*Task brief*:
Reproduce all the entries precisely.

══ Material for the task ══

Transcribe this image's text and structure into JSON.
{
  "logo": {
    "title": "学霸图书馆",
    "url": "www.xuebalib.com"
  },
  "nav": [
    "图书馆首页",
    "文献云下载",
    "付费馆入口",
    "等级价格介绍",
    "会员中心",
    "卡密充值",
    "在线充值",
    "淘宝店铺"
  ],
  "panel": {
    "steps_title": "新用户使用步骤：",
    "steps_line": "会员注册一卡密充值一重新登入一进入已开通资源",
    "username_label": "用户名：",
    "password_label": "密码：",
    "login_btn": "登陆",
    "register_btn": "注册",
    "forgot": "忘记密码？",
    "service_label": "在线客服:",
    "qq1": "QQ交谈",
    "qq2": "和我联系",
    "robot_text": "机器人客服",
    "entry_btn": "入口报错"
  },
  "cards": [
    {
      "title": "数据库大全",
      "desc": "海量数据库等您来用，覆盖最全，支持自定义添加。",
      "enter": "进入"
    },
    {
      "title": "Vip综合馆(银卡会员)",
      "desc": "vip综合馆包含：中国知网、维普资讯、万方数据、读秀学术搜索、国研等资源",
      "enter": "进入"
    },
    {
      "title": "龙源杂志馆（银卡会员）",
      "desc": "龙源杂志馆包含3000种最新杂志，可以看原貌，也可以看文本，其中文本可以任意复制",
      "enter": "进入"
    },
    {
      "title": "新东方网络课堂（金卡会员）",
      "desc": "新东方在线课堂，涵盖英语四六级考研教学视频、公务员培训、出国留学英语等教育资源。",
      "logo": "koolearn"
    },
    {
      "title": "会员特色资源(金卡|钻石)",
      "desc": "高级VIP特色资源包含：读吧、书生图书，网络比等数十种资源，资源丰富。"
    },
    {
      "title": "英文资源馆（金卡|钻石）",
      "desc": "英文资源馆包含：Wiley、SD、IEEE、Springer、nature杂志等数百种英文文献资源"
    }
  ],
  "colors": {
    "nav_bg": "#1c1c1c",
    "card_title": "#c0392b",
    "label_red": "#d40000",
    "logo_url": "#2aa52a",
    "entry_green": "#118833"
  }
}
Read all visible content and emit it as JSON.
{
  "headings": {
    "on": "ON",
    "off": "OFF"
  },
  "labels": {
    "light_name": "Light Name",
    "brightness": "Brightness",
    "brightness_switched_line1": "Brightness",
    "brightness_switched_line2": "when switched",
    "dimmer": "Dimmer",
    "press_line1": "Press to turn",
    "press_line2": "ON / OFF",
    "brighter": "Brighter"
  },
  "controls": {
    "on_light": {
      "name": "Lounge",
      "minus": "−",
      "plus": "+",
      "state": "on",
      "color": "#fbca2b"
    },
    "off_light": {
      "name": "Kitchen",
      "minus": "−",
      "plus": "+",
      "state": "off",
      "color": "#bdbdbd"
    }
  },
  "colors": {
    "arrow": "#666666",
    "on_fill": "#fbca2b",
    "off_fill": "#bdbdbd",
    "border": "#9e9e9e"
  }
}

═══

*Complete answer*:
Transcribe this image's text and structure into JSON.
{
  "logo": {
    "title": "学霸图书馆",
    "url": "www.xuebalib.com"
  },
  "nav": [
    "图书馆首页",
    "文献云下载",
    "付费馆入口",
    "等级价格介绍",
    "会员中心",
    "卡密充值",
    "在线充值",
    "淘宝店铺"
  ],
  "panel": {
    "steps_title": "新用户使用步骤：",
    "steps_line": "会员注册一卡密充值一重新登入一进入已开通资源",
    "username_label": "用户名：",
    "password_label": "密码：",
    "login_btn": "登陆",
    "register_btn": "注册",
    "forgot": "忘记密码？",
    "service_label": "在线客服:",
    "qq1": "QQ交谈",
    "qq2": "和我联系",
    "robot_text": "机器人客服",
    "entry_btn": "入口报错"
  },
  "cards": [
    {
      "title": "数据库大全",
      "desc": "海量数据库等您来用，覆盖最全，支持自定义添加。",
      "enter": "进入"
    },
    {
      "title": "Vip综合馆(银卡会员)",
      "desc": "vip综合馆包含：中国知网、维普资讯、万方数据、读秀学术搜索、国研等资源",
      "enter": "进入"
    },
    {
      "title": "龙源杂志馆（银卡会员）",
      "desc": "龙源杂志馆包含3000种最新杂志，可以看原貌，也可以看文本，其中文本可以任意复制",
      "enter": "进入"
    },
    {
      "title": "新东方网络课堂（金卡会员）",
      "desc": "新东方在线课堂，涵盖英语四六级考研教学视频、公务员培训、出国留学英语等教育资源。",
      "logo": "koolearn"
    },
    {
      "title": "会员特色资源(金卡|钻石)",
      "desc": "高级VIP特色资源包含：读吧、书生图书，网络比等数十种资源，资源丰富。"
    },
    {
      "title": "英文资源馆（金卡|钻石）",
      "desc": "英文资源馆包含：Wiley、SD、IEEE、Springer、nature杂志等数百种英文文献资源"
    }
  ],
  "colors": {
    "nav_bg": "#1c1c1c",
    "card_title": "#c0392b",
    "label_red": "#d40000",
    "logo_url": "#2aa52a",
    "entry_green": "#118833"
  }
}
Read all visible content and emit it as JSON.
{
  "headings": {
    "on": "ON",
    "off": "OFF"
  },
  "labels": {
    "light_name": "Light Name",
    "brightness": "Brightness",
    "brightness_switched_line1": "Brightness",
    "brightness_switched_line2": "when switched",
    "dimmer": "Dimmer",
    "press_line1": "Press to turn",
    "press_line2": "ON / OFF",
    "brighter": "Brighter"
  },
  "controls": {
    "on_light": {
      "name": "Lounge",
      "minus": "−",
      "plus": "+",
      "state": "on",
      "color": "#fbca2b"
    },
    "off_light": {
      "name": "Kitchen",
      "minus": "−",
      "plus": "+",
      "state": "off",
      "color": "#bdbdbd"
    }
  },
  "colors": {
    "arrow": "#666666",
    "on_fill": "#fbca2b",
    "off_fill": "#bdbdbd",
    "border": "#9e9e9e"
  }
}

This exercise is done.